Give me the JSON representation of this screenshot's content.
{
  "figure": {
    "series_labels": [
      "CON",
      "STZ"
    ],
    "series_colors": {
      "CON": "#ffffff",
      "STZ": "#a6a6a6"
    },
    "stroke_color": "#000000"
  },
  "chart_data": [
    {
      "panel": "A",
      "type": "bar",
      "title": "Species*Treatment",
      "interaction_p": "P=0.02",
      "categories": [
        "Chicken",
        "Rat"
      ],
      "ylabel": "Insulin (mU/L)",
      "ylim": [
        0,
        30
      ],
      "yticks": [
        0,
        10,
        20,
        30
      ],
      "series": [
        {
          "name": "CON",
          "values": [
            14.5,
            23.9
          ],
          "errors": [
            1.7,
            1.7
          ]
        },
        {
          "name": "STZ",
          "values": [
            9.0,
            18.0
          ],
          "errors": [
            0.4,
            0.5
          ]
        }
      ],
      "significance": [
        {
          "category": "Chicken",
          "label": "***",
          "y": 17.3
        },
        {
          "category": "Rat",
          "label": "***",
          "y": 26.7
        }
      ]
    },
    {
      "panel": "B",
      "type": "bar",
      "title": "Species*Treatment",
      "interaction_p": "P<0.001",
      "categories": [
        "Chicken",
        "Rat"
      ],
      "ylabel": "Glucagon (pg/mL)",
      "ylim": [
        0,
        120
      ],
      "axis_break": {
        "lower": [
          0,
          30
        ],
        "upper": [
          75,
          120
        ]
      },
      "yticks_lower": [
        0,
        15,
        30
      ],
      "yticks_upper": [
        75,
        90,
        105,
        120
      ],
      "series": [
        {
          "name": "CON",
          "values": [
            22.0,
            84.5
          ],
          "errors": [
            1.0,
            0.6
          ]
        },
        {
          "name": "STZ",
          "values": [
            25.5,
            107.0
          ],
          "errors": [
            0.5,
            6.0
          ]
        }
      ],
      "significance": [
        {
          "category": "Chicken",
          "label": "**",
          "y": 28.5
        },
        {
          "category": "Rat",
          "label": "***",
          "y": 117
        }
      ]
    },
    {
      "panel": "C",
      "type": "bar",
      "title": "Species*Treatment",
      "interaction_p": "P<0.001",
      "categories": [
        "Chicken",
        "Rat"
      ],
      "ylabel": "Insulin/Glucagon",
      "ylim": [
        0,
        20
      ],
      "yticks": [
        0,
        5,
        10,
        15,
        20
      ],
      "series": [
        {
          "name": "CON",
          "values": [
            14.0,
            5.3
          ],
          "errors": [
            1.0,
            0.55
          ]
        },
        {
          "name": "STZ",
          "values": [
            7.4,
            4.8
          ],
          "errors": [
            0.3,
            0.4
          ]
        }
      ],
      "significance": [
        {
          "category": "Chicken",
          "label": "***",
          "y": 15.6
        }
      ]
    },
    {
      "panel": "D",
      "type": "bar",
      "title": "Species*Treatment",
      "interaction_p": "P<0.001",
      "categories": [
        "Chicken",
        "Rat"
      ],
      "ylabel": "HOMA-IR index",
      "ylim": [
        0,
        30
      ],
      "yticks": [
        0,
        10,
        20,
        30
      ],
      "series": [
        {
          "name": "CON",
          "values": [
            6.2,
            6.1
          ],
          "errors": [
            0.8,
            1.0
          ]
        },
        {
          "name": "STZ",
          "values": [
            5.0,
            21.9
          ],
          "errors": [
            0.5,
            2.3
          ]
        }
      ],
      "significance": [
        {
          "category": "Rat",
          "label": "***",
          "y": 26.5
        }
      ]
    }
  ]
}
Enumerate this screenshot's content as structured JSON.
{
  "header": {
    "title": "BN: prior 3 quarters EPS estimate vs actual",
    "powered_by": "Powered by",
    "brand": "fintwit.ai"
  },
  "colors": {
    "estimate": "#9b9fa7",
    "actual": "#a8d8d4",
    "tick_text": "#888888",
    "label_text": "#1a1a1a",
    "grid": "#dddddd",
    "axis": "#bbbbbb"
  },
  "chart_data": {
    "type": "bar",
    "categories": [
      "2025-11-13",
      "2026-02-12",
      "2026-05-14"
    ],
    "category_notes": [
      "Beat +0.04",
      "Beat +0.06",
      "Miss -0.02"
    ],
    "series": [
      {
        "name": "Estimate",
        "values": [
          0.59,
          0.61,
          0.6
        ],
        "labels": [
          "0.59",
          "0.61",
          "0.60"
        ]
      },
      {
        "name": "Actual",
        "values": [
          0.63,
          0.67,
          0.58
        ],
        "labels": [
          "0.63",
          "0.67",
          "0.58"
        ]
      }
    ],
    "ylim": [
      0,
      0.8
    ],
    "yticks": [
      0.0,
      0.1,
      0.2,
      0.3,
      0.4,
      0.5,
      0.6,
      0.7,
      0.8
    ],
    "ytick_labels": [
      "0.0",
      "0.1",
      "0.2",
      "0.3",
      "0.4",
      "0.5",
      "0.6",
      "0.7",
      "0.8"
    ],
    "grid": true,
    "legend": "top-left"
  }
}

——

Stated task.
Extract the listing in its entirety, matching it exactly.

Solution to the problem.
Give me the JSON representation of this screenshot's content.
{
  "figure": {
    "series_labels": [
      "CON",
      "STZ"
    ],
    "series_colors": {
      "CON": "#ffffff",
      "STZ": "#a6a6a6"
    },
    "stroke_color": "#000000"
  },
  "chart_data": [
    {
      "panel": "A",
      "type": "bar",
      "title": "Species*Treatment",
      "interaction_p": "P=0.02",
      "categories": [
        "Chicken",
        "Rat"
      ],
      "ylabel": "Insulin (mU/L)",
      "ylim": [
        0,
        30
      ],
      "yticks": [
        0,
        10,
        20,
        30
      ],
      "series": [
        {
          "name": "CON",
          "values": [
            14.5,
            23.9
          ],
          "errors": [
            1.7,
            1.7
          ]
        },
        {
          "name": "STZ",
          "values": [
            9.0,
            18.0
          ],
          "errors": [
            0.4,
            0.5
          ]
        }
      ],
      "significance": [
        {
          "category": "Chicken",
          "label": "***",
          "y": 17.3
        },
        {
          "category": "Rat",
          "label": "***",
          "y": 26.7
        }
      ]
    },
    {
      "panel": "B",
      "type": "bar",
      "title": "Species*Treatment",
      "interaction_p": "P<0.001",
      "categories": [
        "Chicken",
        "Rat"
      ],
      "ylabel": "Glucagon (pg/mL)",
      "ylim": [
        0,
        120
      ],
      "axis_break": {
        "lower": [
          0,
          30
        ],
        "upper": [
          75,
          120
        ]
      },
      "yticks_lower": [
        0,
        15,
        30
      ],
      "yticks_upper": [
        75,
        90,
        105,
        120
      ],
      "series": [
        {
          "name": "CON",
          "values": [
            22.0,
            84.5
          ],
          "errors": [
            1.0,
            0.6
          ]
        },
        {
          "name": "STZ",
          "values": [
            25.5,
            107.0
          ],
          "errors": [
            0.5,
            6.0
          ]
        }
      ],
      "significance": [
        {
          "category": "Chicken",
          "label": "**",
          "y": 28.5
        },
        {
          "category": "Rat",
          "label": "***",
          "y": 117
        }
      ]
    },
    {
      "panel": "C",
      "type": "bar",
      "title": "Species*Treatment",
      "interaction_p": "P<0.001",
      "categories": [
        "Chicken",
        "Rat"
      ],
      "ylabel": "Insulin/Glucagon",
      "ylim": [
        0,
        20
      ],
      "yticks": [
        0,
        5,
        10,
        15,
        20
      ],
      "series": [
        {
          "name": "CON",
          "values": [
            14.0,
            5.3
          ],
          "errors": [
            1.0,
            0.55
          ]
        },
        {
          "name": "STZ",
          "values": [
            7.4,
            4.8
          ],
          "errors": [
            0.3,
            0.4
          ]
        }
      ],
      "significance": [
        {
          "category": "Chicken",
          "label": "***",
          "y": 15.6
        }
      ]
    },
    {
      "panel": "D",
      "type": "bar",
      "title": "Species*Treatment",
      "interaction_p": "P<0.001",
      "categories": [
        "Chicken",
        "Rat"
      ],
      "ylabel": "HOMA-IR index",
      "ylim": [
        0,
        30
      ],
      "yticks": [
        0,
        10,
        20,
        30
      ],
      "series": [
        {
          "name": "CON",
          "values": [
            6.2,
            6.1
          ],
          "errors": [
            0.8,
            1.0
          ]
        },
        {
          "name": "STZ",
          "values": [
            5.0,
            21.9
          ],
          "errors": [
            0.5,
            2.3
          ]
        }
      ],
      "significance": [
        {
          "category": "Rat",
          "label": "***",
          "y": 26.5
        }
      ]
    }
  ]
}
Enumerate this screenshot's content as structured JSON.
{
  "header": {
    "title": "BN: prior 3 quarters EPS estimate vs actual",
    "powered_by": "Powered by",
    "brand": "fintwit.ai"
  },
  "colors": {
    "estimate": "#9b9fa7",
    "actual": "#a8d8d4",
    "tick_text": "#888888",
    "label_text": "#1a1a1a",
    "grid": "#dddddd",
    "axis": "#bbbbbb"
  },
  "chart_data": {
    "type": "bar",
    "categories": [
      "2025-11-13",
      "2026-02-12",
      "2026-05-14"
    ],
    "category_notes": [
      "Beat +0.04",
      "Beat +0.06",
      "Miss -0.02"
    ],
    "series": [
      {
        "name": "Estimate",
        "values": [
          0.59,
          0.61,
          0.6
        ],
        "labels": [
          "0.59",
          "0.61",
          "0.60"
        ]
      },
      {
        "name": "Actual",
        "values": [
          0.63,
          0.67,
          0.58
        ],
        "labels": [
          "0.63",
          "0.67",
          "0.58"
        ]
      }
    ],
    "ylim": [
      0,
      0.8
    ],
    "yticks": [
      0.0,
      0.1,
      0.2,
      0.3,
      0.4,
      0.5,
      0.6,
      0.7,
      0.8
    ],
    "ytick_labels": [
      "0.0",
      "0.1",
      "0.2",
      "0.3",
      "0.4",
      "0.5",
      "0.6",
      "0.7",
      "0.8"
    ],
    "grid": true,
    "legend": "top-left"
  }
}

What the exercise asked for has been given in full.